↓↓↓
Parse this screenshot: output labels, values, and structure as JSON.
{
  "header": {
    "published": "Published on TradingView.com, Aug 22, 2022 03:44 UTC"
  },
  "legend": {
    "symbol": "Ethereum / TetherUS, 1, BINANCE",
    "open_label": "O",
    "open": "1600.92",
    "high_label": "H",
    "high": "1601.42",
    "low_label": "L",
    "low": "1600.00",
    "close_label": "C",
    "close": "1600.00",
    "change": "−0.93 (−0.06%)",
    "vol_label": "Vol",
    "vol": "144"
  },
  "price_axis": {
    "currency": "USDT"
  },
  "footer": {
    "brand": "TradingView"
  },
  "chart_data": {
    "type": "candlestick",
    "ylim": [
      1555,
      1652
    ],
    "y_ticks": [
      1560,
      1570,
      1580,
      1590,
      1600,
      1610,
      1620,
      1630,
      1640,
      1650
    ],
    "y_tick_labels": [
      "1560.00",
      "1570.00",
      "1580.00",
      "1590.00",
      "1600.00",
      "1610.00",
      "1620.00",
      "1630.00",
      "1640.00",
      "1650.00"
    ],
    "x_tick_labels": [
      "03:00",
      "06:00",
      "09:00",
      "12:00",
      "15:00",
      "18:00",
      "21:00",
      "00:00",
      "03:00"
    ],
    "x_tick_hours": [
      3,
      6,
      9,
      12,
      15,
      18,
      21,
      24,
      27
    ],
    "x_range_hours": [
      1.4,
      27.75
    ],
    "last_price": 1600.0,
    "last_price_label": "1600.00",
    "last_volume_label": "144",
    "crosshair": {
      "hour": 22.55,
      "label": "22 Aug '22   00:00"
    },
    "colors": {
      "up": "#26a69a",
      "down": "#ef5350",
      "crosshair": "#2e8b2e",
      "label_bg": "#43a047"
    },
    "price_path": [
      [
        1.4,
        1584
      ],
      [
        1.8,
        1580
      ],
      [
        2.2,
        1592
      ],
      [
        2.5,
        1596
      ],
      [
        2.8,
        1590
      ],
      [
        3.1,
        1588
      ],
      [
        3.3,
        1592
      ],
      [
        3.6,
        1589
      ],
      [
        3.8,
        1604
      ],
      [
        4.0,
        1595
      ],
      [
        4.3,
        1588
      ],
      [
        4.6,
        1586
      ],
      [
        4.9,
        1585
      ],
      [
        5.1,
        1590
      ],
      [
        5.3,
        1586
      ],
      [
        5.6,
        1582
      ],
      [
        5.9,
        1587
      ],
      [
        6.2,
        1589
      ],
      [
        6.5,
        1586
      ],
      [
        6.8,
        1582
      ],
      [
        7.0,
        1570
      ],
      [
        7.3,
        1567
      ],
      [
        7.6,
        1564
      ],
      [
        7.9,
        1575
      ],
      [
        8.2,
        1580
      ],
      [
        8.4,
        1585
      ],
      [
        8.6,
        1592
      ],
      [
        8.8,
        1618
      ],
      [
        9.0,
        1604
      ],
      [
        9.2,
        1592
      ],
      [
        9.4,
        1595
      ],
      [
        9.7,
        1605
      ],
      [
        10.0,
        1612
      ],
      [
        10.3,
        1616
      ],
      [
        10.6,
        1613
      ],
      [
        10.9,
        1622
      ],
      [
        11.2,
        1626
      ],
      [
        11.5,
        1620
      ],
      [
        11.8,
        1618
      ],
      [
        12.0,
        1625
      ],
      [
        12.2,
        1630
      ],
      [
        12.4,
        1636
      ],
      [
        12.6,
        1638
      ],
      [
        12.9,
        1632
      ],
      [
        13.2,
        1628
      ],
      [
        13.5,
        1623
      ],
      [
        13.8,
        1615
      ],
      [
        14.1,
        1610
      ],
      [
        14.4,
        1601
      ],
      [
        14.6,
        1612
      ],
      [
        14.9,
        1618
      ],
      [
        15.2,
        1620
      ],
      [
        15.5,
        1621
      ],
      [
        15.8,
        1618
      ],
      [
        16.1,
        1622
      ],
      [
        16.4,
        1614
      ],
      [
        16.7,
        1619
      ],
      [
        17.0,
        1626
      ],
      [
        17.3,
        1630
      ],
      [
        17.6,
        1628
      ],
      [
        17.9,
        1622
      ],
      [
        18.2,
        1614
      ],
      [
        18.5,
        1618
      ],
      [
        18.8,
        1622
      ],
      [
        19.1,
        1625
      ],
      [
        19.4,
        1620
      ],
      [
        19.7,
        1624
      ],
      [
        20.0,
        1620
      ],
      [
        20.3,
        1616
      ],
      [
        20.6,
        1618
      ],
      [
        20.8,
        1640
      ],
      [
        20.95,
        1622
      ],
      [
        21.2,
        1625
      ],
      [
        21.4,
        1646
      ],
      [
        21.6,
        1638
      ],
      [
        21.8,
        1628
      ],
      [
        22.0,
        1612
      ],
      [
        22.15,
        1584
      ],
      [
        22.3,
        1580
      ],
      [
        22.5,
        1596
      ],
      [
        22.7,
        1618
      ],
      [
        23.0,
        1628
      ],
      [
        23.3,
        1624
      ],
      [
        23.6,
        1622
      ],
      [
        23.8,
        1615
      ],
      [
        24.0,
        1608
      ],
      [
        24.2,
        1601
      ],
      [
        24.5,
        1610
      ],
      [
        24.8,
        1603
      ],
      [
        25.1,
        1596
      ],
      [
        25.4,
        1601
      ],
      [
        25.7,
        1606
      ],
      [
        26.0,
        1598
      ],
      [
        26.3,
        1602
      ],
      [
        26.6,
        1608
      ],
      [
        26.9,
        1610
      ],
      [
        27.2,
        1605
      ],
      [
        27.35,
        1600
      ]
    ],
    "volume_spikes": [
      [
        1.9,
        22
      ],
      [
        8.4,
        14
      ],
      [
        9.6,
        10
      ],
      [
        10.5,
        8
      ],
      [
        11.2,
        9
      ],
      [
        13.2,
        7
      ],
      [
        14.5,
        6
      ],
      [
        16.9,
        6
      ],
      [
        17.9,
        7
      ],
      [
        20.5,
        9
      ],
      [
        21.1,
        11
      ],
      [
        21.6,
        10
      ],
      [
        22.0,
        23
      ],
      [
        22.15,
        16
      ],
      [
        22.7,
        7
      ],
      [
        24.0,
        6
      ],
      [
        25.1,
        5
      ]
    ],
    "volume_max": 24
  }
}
↑↑↑
> _Short problem_: Restate all of the entries exactly, please.

> _Output for this task_:
Parse this screenshot: output labels, values, and structure as JSON.
{
  "header": {
    "published": "Published on TradingView.com, Aug 22, 2022 03:44 UTC"
  },
  "legend": {
    "symbol": "Ethereum / TetherUS, 1, BINANCE",
    "open_label": "O",
    "open": "1600.92",
    "high_label": "H",
    "high": "1601.42",
    "low_label": "L",
    "low": "1600.00",
    "close_label": "C",
    "close": "1600.00",
    "change": "−0.93 (−0.06%)",
    "vol_label": "Vol",
    "vol": "144"
  },
  "price_axis": {
    "currency": "USDT"
  },
  "footer": {
    "brand": "TradingView"
  },
  "chart_data": {
    "type": "candlestick",
    "ylim": [
      1555,
      1652
    ],
    "y_ticks": [
      1560,
      1570,
      1580,
      1590,
      1600,
      1610,
      1620,
      1630,
      1640,
      1650
    ],
    "y_tick_labels": [
      "1560.00",
      "1570.00",
      "1580.00",
      "1590.00",
      "1600.00",
      "1610.00",
      "1620.00",
      "1630.00",
      "1640.00",
      "1650.00"
    ],
    "x_tick_labels": [
      "03:00",
      "06:00",
      "09:00",
      "12:00",
      "15:00",
      "18:00",
      "21:00",
      "00:00",
      "03:00"
    ],
    "x_tick_hours": [
      3,
      6,
      9,
      12,
      15,
      18,
      21,
      24,
      27
    ],
    "x_range_hours": [
      1.4,
      27.75
    ],
    "last_price": 1600.0,
    "last_price_label": "1600.00",
    "last_volume_label": "144",
    "crosshair": {
      "hour": 22.55,
      "label": "22 Aug '22   00:00"
    },
    "colors": {
      "up": "#26a69a",
      "down": "#ef5350",
      "crosshair": "#2e8b2e",
      "label_bg": "#43a047"
    },
    "price_path": [
      [
        1.4,
        1584
      ],
      [
        1.8,
        1580
      ],
      [
        2.2,
        1592
      ],
      [
        2.5,
        1596
      ],
      [
        2.8,
        1590
      ],
      [
        3.1,
        1588
      ],
      [
        3.3,
        1592
      ],
      [
        3.6,
        1589
      ],
      [
        3.8,
        1604
      ],
      [
        4.0,
        1595
      ],
      [
        4.3,
        1588
      ],
      [
        4.6,
        1586
      ],
      [
        4.9,
        1585
      ],
      [
        5.1,
        1590
      ],
      [
        5.3,
        1586
      ],
      [
        5.6,
        1582
      ],
      [
        5.9,
        1587
      ],
      [
        6.2,
        1589
      ],
      [
        6.5,
        1586
      ],
      [
        6.8,
        1582
      ],
      [
        7.0,
        1570
      ],
      [
        7.3,
        1567
      ],
      [
        7.6,
        1564
      ],
      [
        7.9,
        1575
      ],
      [
        8.2,
        1580
      ],
      [
        8.4,
        1585
      ],
      [
        8.6,
        1592
      ],
      [
        8.8,
        1618
      ],
      [
        9.0,
        1604
      ],
      [
        9.2,
        1592
      ],
      [
        9.4,
        1595
      ],
      [
        9.7,
        1605
      ],
      [
        10.0,
        1612
      ],
      [
        10.3,
        1616
      ],
      [
        10.6,
        1613
      ],
      [
        10.9,
        1622
      ],
      [
        11.2,
        1626
      ],
      [
        11.5,
        1620
      ],
      [
        11.8,
        1618
      ],
      [
        12.0,
        1625
      ],
      [
        12.2,
        1630
      ],
      [
        12.4,
        1636
      ],
      [
        12.6,
        1638
      ],
      [
        12.9,
        1632
      ],
      [
        13.2,
        1628
      ],
      [
        13.5,
        1623
      ],
      [
        13.8,
        1615
      ],
      [
        14.1,
        1610
      ],
      [
        14.4,
        1601
      ],
      [
        14.6,
        1612
      ],
      [
        14.9,
        1618
      ],
      [
        15.2,
        1620
      ],
      [
        15.5,
        1621
      ],
      [
        15.8,
        1618
      ],
      [
        16.1,
        1622
      ],
      [
        16.4,
        1614
      ],
      [
        16.7,
        1619
      ],
      [
        17.0,
        1626
      ],
      [
        17.3,
        1630
      ],
      [
        17.6,
        1628
      ],
      [
        17.9,
        1622
      ],
      [
        18.2,
        1614
      ],
      [
        18.5,
        1618
      ],
      [
        18.8,
        1622
      ],
      [
        19.1,
        1625
      ],
      [
        19.4,
        1620
      ],
      [
        19.7,
        1624
      ],
      [
        20.0,
        1620
      ],
      [
        20.3,
        1616
      ],
      [
        20.6,
        1618
      ],
      [
        20.8,
        1640
      ],
      [
        20.95,
        1622
      ],
      [
        21.2,
        1625
      ],
      [
        21.4,
        1646
      ],
      [
        21.6,
        1638
      ],
      [
        21.8,
        1628
      ],
      [
        22.0,
        1612
      ],
      [
        22.15,
        1584
      ],
      [
        22.3,
        1580
      ],
      [
        22.5,
        1596
      ],
      [
        22.7,
        1618
      ],
      [
        23.0,
        1628
      ],
      [
        23.3,
        1624
      ],
      [
        23.6,
        1622
      ],
      [
        23.8,
        1615
      ],
      [
        24.0,
        1608
      ],
      [
        24.2,
        1601
      ],
      [
        24.5,
        1610
      ],
      [
        24.8,
        1603
      ],
      [
        25.1,
        1596
      ],
      [
        25.4,
        1601
      ],
      [
        25.7,
        1606
      ],
      [
        26.0,
        1598
      ],
      [
        26.3,
        1602
      ],
      [
        26.6,
        1608
      ],
      [
        26.9,
        1610
      ],
      [
        27.2,
        1605
      ],
      [
        27.35,
        1600
      ]
    ],
    "volume_spikes": [
      [
        1.9,
        22
      ],
      [
        8.4,
        14
      ],
      [
        9.6,
        10
      ],
      [
        10.5,
        8
      ],
      [
        11.2,
        9
      ],
      [
        13.2,
        7
      ],
      [
        14.5,
        6
      ],
      [
        16.9,
        6
      ],
      [
        17.9,
        7
      ],
      [
        20.5,
        9
      ],
      [
        21.1,
        11
      ],
      [
        21.6,
        10
      ],
      [
        22.0,
        23
      ],
      [
        22.15,
        16
      ],
      [
        22.7,
        7
      ],
      [
        24.0,
        6
      ],
      [
        25.1,
        5
      ]
    ],
    "volume_max": 24
  }
}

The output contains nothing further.